**INFORMATION PROVIDED:**
........
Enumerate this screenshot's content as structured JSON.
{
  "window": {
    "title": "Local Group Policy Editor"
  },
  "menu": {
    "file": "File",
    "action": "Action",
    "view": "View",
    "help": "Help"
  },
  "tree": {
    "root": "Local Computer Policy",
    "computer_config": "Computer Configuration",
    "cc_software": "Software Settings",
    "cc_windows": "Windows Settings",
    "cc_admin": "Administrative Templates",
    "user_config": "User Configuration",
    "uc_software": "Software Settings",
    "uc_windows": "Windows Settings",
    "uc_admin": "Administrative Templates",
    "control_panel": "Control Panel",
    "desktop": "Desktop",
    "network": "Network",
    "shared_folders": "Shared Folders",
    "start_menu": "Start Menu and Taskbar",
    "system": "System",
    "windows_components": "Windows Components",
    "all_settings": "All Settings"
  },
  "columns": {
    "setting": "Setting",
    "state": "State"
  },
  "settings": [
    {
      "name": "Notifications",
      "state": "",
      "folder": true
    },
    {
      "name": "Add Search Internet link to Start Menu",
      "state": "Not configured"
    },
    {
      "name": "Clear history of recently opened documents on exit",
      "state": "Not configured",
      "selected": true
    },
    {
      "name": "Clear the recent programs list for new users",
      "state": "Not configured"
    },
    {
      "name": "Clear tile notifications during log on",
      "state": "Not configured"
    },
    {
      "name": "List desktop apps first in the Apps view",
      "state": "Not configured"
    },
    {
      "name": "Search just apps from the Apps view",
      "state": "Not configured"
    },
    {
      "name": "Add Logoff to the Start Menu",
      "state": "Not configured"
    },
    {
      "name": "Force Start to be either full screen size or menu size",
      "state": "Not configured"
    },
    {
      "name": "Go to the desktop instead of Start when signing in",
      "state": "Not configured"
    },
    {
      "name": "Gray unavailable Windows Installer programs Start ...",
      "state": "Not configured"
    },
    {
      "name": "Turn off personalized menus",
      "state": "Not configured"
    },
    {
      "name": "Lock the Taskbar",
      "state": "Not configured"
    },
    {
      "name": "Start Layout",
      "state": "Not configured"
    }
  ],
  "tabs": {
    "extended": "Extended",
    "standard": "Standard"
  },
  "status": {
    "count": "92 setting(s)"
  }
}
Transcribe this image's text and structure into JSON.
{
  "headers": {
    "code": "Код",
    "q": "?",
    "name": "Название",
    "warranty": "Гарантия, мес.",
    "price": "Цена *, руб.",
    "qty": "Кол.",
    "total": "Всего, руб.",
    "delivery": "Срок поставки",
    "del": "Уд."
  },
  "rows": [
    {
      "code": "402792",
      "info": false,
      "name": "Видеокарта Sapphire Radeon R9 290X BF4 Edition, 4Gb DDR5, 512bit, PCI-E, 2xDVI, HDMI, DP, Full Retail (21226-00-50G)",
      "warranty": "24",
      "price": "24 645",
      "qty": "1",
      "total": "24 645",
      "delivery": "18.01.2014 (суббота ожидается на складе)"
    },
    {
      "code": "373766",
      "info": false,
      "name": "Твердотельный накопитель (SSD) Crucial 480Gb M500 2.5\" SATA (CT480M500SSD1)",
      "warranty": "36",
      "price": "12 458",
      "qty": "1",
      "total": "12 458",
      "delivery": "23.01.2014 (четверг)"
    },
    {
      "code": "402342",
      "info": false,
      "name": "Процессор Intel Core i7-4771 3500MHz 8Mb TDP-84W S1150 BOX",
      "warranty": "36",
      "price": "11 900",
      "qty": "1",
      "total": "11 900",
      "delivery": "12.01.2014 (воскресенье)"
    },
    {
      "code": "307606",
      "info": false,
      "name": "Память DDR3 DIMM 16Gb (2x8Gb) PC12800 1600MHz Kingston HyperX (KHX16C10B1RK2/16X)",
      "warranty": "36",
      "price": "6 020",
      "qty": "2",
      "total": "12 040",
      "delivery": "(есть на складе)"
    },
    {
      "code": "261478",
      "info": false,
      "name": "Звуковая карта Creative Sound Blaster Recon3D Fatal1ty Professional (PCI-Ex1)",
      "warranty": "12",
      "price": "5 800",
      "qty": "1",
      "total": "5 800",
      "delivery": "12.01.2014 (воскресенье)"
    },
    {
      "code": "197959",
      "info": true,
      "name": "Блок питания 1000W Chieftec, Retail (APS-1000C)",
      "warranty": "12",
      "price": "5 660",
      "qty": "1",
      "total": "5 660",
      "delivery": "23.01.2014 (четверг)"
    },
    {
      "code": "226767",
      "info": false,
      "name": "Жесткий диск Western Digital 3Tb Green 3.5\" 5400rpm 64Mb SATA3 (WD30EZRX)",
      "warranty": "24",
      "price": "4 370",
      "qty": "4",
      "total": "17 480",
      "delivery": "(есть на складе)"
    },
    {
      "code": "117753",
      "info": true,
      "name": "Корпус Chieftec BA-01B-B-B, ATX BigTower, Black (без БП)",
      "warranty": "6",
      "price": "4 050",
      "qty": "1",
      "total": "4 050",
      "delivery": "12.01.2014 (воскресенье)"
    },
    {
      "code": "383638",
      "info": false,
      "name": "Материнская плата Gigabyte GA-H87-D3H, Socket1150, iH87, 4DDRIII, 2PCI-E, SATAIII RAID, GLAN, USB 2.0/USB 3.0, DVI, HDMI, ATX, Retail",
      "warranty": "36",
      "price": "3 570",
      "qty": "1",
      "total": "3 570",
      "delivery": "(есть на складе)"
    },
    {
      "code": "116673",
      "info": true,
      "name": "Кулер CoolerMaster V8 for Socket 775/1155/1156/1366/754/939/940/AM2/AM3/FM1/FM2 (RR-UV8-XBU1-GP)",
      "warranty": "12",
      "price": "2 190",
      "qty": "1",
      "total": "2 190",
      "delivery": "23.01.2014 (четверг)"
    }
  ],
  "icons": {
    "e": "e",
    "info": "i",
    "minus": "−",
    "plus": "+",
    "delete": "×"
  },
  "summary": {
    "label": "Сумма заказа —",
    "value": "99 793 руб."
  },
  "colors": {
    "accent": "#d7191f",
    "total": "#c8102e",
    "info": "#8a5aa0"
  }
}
........
**PROBLEM REQUIREMENTS:** Copy all lines in the listing above where the string "price" appears.

**RESULT OF THE EXERCISE:**
    "price": "Цена *, руб.",
      "price": "24 645",
      "price": "12 458",
      "price": "11 900",
      "price": "6 020",
      "price": "5 800",
      "price": "5 660",
      "price": "4 370",
      "price": "4 050",
      "price": "3 570",
      "price": "2 190",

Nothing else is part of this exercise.